[ENTRIES SUPPLIED]
-- begin --
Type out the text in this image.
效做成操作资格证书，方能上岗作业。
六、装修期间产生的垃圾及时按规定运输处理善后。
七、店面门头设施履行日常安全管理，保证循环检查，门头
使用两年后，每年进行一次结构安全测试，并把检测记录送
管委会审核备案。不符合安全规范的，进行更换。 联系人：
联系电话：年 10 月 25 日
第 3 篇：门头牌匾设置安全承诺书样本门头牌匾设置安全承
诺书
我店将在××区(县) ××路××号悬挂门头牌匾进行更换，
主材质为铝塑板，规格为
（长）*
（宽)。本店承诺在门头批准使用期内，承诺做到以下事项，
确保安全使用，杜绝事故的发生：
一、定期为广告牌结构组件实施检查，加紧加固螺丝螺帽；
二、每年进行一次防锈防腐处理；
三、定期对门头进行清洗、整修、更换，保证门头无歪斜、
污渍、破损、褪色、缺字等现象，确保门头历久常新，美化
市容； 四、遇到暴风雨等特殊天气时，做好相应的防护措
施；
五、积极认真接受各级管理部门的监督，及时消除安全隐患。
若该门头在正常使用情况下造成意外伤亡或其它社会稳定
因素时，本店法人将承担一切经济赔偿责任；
-- end --
-- begin --
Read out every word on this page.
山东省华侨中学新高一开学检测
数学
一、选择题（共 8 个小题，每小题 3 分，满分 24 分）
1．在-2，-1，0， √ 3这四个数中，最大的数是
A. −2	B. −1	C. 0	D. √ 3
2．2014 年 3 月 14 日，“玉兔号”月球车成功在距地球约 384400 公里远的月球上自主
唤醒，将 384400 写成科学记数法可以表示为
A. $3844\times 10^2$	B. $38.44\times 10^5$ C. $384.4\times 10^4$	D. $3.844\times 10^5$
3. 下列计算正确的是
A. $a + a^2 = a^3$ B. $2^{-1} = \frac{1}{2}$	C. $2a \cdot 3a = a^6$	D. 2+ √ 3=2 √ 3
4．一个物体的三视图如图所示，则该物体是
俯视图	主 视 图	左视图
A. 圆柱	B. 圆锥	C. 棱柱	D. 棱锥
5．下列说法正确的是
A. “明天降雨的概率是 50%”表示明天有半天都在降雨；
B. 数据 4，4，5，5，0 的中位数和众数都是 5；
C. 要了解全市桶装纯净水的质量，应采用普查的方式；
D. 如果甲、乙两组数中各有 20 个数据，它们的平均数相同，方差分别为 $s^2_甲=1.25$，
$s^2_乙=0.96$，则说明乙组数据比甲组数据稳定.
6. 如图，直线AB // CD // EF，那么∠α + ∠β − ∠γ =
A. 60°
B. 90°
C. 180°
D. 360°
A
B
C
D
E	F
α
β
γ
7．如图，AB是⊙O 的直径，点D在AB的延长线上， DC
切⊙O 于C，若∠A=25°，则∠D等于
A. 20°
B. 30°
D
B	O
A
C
-- end --
[EXERCISE DETAILS] Extract each line from the listing that holds the word "this".

[OUTPUT OF THE TASK]
Type out the text in this image.
Read out every word on this page.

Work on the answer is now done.